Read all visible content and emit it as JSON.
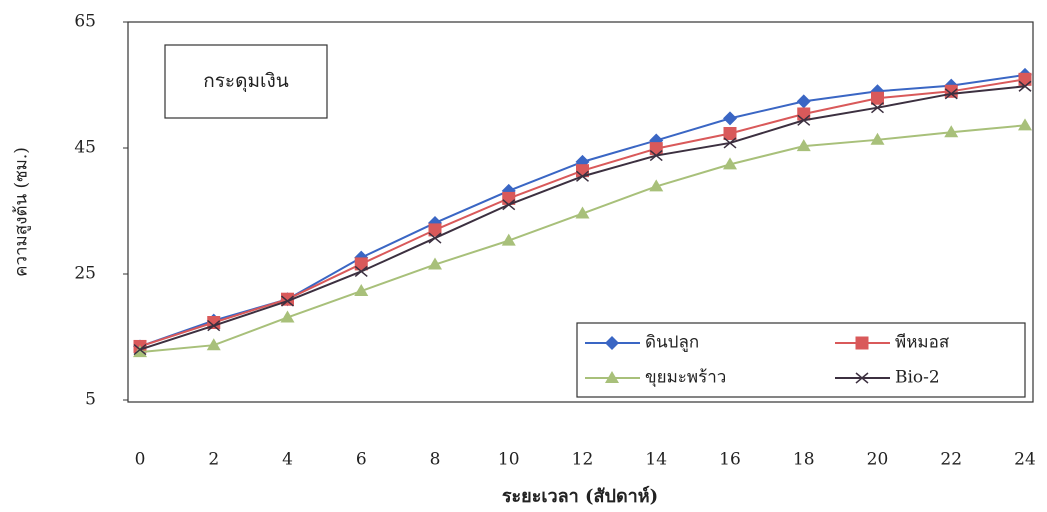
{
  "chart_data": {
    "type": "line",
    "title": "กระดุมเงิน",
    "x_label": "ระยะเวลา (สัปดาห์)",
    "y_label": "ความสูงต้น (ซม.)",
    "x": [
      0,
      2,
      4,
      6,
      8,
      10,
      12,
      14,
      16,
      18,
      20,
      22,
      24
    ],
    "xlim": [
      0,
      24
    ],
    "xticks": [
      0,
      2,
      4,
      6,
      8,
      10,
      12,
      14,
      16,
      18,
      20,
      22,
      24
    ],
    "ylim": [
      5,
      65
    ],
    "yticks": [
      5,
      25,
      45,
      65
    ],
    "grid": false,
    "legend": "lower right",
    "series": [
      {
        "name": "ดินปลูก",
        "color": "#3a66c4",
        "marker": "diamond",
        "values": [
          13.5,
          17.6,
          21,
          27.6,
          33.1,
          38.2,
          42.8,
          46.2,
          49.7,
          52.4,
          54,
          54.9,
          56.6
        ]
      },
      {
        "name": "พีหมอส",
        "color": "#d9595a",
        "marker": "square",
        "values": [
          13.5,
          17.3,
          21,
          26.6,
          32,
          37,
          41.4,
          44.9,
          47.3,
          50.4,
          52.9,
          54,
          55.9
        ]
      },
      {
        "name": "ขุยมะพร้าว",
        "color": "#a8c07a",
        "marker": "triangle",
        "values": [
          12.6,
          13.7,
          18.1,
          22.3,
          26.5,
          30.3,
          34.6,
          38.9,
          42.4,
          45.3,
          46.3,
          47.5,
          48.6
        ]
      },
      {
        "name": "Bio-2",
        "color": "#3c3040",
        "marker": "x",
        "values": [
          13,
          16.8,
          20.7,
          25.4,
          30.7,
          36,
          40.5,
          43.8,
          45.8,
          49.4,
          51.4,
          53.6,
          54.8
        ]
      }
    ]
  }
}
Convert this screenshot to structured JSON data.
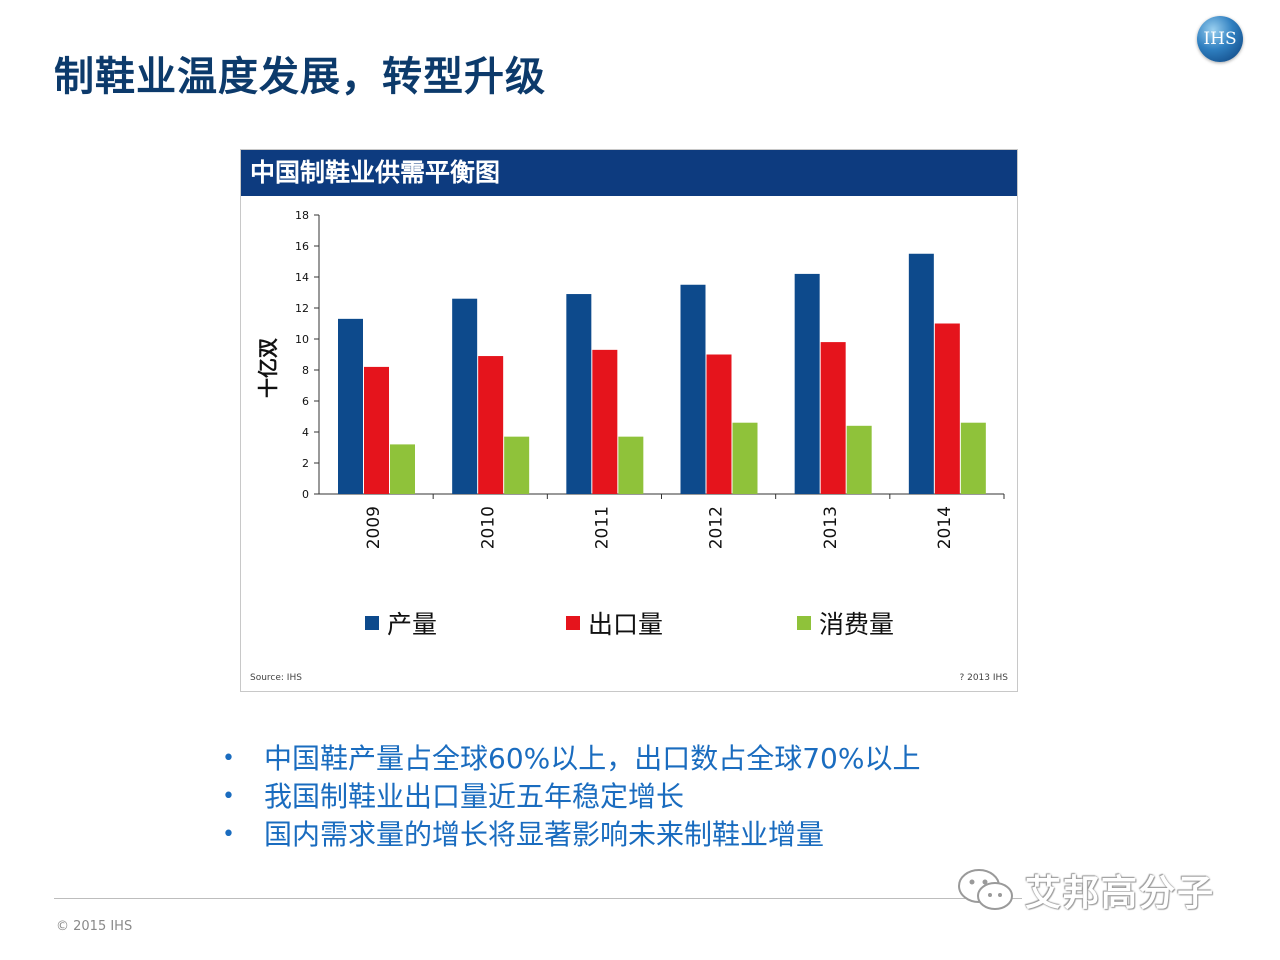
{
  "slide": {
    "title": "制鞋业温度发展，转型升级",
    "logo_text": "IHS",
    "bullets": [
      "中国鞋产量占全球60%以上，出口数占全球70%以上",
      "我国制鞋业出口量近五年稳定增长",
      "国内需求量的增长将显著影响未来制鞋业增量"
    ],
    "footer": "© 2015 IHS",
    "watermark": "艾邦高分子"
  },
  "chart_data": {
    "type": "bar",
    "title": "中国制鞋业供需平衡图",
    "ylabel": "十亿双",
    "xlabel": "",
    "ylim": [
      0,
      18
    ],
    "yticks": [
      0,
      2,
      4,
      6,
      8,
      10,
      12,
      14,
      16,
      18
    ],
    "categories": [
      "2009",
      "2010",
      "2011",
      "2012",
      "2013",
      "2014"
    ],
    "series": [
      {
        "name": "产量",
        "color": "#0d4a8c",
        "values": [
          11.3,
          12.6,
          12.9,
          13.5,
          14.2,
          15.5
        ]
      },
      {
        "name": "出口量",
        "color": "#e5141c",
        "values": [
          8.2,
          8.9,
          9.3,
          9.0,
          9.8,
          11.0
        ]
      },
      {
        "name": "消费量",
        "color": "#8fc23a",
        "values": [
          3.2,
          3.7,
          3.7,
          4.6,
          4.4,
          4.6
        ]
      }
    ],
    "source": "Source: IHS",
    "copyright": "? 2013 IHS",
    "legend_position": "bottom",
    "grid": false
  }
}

Exercise requirements
Lines that hold the word "JSON" are the ones to return, every one of them.

Answer in full
Read all visible content and emit it as JSON.
Convert this screenshot to structured JSON data.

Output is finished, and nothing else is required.